Sales of electric vehicles (EVs) now account for close
to one fifth of the automotive market as the energy
transition continues to accelerate. By the end of this
decade, Lombard Odier expect EVs to make up almost
two-thirds of the global vehicle market. Worldwide, 50 per
cent more renewable capacity was added in 2023 compared with
2022 – the fastest growth rate in two decades. Here again,
China led the way; the country commissioned as much
photovoltaic panel capacity as the entire world
a year earlier, the firm said.
Performance
The performance of sustainable fixed income assets and
sustainable equity investments was quite different in 2023,
Lombard Odier continued. The corporate labelled bond market
(green, social, sustainability and sustainability-linked bonds)
delivered performance in line with the mainstream bond market in
the first nine months of 2023. These bonds have comparable
durations, credit quality and yields to the mainstream market.
In equities, 2023 and the start of 2024 were marked by much better-than-expected equity market performance. The MSCI World index rose 21 per cent over 2023, driven by a very narrow group of sectors and stocks. The information technology and communications sectors were key US market drivers, creating an historic level of concentration in equity performance. The share prices of the ‘Magnificent Seven’ firms (Tesla, Meta, Amazon, Alphabet, Microsoft, Nvidia and Apple) rose more than 100 per cent in 2023, compared with 26 per cent for the S&P 500 and 17 per cent for the equal-weighted MSCI USA.
Lombard Odier’s exposure to system changes, including electrification and low carbon energy, did not fully benefit from this equity rally. More generally, clean energy, water, timber and sustainable food indices all lagged behind the US IT sector and megacaps, partly due to their overexposure to small, European, interest rate-sensitive companies.

§ DATASET EXTRACT:

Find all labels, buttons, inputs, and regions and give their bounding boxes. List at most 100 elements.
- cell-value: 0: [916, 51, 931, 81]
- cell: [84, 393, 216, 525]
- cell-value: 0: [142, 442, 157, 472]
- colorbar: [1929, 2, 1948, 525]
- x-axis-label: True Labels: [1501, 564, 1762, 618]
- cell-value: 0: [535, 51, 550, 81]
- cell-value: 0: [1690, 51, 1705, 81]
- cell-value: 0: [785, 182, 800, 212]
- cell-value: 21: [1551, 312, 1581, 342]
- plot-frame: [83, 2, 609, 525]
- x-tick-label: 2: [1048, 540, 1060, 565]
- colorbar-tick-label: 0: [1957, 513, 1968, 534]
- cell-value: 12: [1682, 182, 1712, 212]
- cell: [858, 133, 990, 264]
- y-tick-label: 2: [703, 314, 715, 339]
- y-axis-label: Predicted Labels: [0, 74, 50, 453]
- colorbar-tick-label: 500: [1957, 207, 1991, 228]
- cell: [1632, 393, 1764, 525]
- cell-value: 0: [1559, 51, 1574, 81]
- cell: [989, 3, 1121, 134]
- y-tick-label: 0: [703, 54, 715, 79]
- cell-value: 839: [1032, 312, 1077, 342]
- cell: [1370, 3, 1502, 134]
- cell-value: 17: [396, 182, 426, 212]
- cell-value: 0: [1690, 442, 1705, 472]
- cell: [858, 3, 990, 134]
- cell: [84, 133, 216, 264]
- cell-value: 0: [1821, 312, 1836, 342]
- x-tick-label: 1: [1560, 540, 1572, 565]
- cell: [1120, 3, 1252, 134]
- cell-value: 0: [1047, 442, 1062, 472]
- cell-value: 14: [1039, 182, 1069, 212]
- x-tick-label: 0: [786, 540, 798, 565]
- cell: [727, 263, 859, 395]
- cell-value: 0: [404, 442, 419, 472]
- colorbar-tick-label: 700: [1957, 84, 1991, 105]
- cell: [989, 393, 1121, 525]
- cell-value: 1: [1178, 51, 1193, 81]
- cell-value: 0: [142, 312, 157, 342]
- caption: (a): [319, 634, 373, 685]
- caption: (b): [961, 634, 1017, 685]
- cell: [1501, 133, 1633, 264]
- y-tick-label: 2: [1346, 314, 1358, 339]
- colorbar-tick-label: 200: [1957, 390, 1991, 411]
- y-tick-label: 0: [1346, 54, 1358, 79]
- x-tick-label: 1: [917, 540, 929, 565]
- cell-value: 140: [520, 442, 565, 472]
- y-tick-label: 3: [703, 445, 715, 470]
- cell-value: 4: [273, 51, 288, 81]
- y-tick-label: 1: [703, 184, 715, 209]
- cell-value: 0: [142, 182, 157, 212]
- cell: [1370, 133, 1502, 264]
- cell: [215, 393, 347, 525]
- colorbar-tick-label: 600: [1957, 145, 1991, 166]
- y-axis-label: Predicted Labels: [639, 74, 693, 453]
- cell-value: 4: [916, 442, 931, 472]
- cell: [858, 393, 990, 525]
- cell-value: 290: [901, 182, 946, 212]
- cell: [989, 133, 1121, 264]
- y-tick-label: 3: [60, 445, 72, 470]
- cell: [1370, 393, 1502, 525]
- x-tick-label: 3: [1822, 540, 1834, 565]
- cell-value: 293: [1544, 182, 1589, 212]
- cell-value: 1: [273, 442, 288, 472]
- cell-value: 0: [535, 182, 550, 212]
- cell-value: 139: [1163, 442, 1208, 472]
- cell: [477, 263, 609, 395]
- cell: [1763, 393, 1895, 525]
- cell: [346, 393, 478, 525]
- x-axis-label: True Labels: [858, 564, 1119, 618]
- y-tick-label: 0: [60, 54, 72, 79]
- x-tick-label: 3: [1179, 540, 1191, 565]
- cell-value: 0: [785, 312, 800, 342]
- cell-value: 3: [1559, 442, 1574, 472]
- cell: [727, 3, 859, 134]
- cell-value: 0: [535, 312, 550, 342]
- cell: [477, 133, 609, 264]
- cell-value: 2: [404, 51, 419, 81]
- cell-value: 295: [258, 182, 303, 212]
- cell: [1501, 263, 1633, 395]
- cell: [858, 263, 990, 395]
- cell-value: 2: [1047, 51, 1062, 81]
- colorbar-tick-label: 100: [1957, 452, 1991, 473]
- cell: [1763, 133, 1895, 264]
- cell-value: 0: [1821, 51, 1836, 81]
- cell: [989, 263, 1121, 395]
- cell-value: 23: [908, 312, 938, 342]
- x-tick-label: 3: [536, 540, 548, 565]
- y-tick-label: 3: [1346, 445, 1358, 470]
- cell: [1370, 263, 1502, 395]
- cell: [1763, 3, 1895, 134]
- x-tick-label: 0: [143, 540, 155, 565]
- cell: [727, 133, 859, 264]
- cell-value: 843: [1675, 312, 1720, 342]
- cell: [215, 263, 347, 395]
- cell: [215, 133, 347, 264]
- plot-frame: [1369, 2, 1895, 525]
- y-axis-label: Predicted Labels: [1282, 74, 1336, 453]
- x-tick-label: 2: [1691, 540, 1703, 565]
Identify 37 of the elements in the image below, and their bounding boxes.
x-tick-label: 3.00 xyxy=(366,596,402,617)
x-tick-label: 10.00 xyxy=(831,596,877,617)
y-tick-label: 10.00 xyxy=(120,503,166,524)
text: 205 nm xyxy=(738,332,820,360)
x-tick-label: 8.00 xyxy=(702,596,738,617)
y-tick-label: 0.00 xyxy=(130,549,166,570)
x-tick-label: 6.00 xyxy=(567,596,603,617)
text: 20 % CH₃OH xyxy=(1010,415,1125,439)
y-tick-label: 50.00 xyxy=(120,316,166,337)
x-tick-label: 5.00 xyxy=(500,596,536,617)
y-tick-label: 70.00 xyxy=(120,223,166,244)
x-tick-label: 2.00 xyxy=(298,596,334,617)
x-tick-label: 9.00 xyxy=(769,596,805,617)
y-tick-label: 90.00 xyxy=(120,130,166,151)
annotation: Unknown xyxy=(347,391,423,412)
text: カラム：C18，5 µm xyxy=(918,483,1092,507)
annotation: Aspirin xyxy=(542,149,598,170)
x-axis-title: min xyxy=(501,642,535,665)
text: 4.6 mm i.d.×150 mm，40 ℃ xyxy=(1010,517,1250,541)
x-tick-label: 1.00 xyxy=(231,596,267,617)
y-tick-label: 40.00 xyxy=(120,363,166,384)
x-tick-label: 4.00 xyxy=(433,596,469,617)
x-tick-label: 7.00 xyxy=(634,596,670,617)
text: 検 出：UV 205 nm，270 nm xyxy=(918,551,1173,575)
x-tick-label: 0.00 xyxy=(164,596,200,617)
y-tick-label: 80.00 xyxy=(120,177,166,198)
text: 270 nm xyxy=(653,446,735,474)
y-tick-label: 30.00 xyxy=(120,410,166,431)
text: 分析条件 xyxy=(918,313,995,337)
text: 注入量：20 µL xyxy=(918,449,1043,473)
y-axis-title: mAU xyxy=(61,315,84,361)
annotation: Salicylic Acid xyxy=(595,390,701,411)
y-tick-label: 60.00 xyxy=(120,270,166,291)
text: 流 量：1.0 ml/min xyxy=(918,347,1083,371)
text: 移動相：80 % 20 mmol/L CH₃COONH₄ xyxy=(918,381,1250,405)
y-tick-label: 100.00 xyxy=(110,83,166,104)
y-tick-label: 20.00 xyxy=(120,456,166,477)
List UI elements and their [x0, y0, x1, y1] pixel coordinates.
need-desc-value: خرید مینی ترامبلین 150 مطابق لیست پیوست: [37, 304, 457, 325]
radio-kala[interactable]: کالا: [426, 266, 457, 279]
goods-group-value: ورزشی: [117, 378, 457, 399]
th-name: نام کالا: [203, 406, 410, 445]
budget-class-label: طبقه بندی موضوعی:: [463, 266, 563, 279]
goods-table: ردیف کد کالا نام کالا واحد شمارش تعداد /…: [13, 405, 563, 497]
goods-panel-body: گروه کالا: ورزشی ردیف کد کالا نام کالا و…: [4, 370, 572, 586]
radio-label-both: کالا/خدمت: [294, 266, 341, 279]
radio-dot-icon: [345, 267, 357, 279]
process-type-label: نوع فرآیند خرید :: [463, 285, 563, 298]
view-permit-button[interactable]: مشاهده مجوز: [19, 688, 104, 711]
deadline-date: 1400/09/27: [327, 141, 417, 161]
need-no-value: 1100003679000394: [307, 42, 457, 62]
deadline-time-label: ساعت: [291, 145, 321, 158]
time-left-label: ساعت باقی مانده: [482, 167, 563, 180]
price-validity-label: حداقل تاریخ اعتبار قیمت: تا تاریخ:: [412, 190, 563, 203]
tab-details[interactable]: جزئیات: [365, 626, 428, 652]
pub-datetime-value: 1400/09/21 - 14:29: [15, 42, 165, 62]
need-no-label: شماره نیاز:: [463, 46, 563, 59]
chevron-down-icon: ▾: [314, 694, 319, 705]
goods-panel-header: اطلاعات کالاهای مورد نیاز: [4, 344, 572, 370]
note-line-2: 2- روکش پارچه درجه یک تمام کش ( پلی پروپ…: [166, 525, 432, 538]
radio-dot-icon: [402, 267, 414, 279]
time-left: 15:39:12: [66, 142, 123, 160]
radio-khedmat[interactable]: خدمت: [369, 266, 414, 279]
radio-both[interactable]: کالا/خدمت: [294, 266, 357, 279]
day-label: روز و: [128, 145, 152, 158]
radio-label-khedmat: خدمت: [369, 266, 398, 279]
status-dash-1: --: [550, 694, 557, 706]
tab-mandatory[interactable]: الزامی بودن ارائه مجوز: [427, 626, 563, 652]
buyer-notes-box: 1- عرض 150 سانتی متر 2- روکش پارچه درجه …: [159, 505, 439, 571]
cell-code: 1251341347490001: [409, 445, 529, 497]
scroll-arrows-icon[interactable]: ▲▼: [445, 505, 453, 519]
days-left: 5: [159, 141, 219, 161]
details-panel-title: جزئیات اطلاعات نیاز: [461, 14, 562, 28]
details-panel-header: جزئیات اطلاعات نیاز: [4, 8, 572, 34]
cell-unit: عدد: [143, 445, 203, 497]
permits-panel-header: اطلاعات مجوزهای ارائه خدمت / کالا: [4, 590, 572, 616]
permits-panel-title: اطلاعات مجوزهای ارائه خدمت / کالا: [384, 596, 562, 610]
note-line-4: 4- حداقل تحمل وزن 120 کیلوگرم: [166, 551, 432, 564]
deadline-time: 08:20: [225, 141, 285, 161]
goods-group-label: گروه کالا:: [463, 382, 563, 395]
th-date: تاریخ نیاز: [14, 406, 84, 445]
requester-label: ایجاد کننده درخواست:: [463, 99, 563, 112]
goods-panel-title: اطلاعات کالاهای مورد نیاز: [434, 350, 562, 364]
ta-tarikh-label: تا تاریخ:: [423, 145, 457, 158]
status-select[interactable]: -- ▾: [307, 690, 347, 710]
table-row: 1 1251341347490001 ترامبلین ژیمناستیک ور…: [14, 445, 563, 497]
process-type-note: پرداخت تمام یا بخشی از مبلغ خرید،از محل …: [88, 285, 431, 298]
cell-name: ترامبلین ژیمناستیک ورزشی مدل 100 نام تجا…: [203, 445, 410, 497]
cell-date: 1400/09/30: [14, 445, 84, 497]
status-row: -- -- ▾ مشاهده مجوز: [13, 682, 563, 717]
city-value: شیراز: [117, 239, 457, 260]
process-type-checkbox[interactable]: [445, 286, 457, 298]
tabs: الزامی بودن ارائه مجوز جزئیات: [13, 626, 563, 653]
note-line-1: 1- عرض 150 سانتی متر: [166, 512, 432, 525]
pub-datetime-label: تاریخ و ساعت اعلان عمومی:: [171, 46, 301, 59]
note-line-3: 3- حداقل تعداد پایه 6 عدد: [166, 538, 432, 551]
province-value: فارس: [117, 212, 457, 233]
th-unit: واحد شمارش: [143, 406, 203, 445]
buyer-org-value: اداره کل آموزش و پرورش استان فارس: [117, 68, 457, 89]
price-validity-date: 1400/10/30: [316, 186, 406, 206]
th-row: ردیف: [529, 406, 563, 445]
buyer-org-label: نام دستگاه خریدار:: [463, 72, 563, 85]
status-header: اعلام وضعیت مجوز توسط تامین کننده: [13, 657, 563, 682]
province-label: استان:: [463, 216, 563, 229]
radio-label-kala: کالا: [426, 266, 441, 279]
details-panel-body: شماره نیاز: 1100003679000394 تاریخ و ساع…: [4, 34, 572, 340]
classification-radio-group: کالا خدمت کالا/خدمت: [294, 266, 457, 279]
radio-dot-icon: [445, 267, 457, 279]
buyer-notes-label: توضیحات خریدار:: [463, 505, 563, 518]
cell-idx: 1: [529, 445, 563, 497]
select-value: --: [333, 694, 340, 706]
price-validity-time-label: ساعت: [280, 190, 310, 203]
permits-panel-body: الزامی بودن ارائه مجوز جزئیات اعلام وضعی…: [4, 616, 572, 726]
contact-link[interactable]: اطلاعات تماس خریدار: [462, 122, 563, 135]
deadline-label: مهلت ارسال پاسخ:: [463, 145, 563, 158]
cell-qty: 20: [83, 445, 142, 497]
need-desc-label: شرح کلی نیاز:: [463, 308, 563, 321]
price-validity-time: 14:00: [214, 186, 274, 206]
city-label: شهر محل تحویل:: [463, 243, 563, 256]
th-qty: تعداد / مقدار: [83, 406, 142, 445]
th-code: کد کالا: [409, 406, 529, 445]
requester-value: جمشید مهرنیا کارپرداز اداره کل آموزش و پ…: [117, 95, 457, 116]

§ TASK GOAL: Continue the passage on Lombard Odier's review of sustainable investment performance in 2023, starting after its final sentence.

§ REPLY:
In addition, what has become clear in 2023 is that among idiosyncratic factors affecting the performance of clean technology, China has built a dominant position in the hardware part of the energy transition. The cost structure of Chinese leaders in the field is very difficult to compete with. They dominate most value chains and have built overcapacity. Today, Chinese companies account for more than 9 per cent of standard clean energy indices. As such, passive investment strategies focusing on clean energy companies from developed markets have not only been penalised by the effects of higher capital costs over the past two years but have also ended up being the wrong focus considering market shifts in favour of Chinese competitors. Hence the need for a selective investment approach that seeks to identify not only the tipping point in an innovation but also the technology leaders capable of maintaining strong margins and defending market shares as the transition unfolds.
Outlook
Lombard Odier is generally positive on fixed income in 2024,
including corporate green bonds, amid declining yields.
Regulatory support nevertheless remains an important driver for
selected sustainability investment themes. Therefore, any policy
changes or priority shifts by newly-elected governments in a busy
electoral year will have to be carefully monitored and risks in
actively managed portfolios will need to be mitigated using
appropriate diversification.
Lombard Odier believes that sustainable investments will continue to gain in importance over the coming decade. However, geopolitics, economic growth and employment will continue to dominate the political agenda, with national and energy security sometimes taking priority over a cleaner long-term future. To manage these risks and catalysts, investors will need to be well diversified across the different sectors on which the transition depends, the firm concluded.